From the start of the records through the line containing "- colorbar-box: [1340, 1890, 1400, 1916]", output each line as one string in a JSON list, skipping any blank lines.

▼

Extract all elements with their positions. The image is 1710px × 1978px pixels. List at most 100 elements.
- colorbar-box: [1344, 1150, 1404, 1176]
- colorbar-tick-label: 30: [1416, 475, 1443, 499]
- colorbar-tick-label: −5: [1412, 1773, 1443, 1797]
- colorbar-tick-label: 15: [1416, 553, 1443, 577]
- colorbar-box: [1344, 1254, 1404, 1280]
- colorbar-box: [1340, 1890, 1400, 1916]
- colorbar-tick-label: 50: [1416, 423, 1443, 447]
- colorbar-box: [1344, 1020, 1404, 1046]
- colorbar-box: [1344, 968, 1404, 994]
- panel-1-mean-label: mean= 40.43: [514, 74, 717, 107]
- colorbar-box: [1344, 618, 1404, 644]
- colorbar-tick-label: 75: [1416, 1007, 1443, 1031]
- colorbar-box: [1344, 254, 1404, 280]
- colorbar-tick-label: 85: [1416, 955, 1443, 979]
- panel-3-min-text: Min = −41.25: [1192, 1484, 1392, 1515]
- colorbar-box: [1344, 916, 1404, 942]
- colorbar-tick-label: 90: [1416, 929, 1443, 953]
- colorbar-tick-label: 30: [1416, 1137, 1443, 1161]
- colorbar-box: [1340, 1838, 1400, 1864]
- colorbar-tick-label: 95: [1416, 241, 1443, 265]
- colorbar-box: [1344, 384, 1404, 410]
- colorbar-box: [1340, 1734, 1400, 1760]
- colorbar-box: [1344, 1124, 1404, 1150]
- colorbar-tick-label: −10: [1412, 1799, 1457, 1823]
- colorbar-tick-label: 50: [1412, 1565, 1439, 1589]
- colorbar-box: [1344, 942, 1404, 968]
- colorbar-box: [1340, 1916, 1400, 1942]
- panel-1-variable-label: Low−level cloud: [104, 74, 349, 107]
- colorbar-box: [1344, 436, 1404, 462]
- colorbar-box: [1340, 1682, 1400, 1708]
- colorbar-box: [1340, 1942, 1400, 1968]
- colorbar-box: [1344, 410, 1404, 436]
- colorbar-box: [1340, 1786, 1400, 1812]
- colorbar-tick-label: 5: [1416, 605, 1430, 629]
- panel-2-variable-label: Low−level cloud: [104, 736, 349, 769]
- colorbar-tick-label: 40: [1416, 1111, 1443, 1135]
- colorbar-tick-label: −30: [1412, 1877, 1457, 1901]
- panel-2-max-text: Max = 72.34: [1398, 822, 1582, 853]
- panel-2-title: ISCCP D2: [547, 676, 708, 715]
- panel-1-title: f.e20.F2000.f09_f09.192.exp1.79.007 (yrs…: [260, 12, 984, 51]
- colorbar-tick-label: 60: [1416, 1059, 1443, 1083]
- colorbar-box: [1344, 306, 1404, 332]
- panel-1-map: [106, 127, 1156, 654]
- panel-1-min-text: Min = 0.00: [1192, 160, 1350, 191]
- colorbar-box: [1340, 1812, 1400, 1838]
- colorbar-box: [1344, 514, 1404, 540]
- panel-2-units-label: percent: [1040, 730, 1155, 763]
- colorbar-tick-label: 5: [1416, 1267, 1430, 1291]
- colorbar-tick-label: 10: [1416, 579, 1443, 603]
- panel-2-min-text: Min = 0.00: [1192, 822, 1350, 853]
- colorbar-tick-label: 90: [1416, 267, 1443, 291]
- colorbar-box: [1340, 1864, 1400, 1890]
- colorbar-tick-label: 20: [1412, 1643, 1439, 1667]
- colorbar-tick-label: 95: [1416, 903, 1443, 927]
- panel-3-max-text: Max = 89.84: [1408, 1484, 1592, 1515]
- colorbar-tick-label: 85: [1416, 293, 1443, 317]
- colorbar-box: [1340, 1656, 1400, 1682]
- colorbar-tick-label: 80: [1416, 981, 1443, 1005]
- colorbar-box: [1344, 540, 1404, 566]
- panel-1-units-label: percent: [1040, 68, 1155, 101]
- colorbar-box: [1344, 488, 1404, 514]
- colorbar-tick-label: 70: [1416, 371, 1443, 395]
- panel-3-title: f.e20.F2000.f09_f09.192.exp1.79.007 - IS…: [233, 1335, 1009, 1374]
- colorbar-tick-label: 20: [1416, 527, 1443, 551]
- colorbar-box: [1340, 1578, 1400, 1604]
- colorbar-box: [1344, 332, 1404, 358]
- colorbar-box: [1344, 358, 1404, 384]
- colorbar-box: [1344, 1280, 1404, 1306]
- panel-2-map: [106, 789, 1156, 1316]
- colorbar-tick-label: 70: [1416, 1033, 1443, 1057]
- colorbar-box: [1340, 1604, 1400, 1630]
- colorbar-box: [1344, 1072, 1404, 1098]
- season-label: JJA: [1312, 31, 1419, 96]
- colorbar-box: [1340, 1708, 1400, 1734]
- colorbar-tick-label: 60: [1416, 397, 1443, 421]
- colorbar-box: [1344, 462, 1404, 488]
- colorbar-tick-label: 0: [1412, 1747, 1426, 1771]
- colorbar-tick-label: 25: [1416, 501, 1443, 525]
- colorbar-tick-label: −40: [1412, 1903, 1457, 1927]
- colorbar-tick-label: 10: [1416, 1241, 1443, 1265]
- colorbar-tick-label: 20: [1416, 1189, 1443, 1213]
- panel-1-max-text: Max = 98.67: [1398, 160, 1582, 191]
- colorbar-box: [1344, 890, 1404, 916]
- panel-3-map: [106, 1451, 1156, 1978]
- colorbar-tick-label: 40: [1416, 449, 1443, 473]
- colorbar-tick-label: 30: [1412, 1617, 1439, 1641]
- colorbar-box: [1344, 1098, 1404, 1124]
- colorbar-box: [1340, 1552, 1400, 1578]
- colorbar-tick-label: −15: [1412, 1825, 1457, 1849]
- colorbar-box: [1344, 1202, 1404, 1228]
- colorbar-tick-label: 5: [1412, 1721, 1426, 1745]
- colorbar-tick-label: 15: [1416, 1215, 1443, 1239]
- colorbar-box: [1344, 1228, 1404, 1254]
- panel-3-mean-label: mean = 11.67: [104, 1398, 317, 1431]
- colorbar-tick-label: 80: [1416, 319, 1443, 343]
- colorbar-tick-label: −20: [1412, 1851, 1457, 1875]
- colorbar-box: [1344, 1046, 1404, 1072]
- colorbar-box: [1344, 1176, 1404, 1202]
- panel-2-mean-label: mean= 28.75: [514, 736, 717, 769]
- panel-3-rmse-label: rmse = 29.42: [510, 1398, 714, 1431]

▲

Final answer:
[
  "Extract all elements with their positions. The image is 1710px × 1978px pixels. List at most 100 elements.",
  "- colorbar-box: [1344, 1150, 1404, 1176]",
  "- colorbar-tick-label: 30: [1416, 475, 1443, 499]",
  "- colorbar-tick-label: −5: [1412, 1773, 1443, 1797]",
  "- colorbar-tick-label: 15: [1416, 553, 1443, 577]",
  "- colorbar-box: [1344, 1254, 1404, 1280]",
  "- colorbar-box: [1340, 1890, 1400, 1916]"
]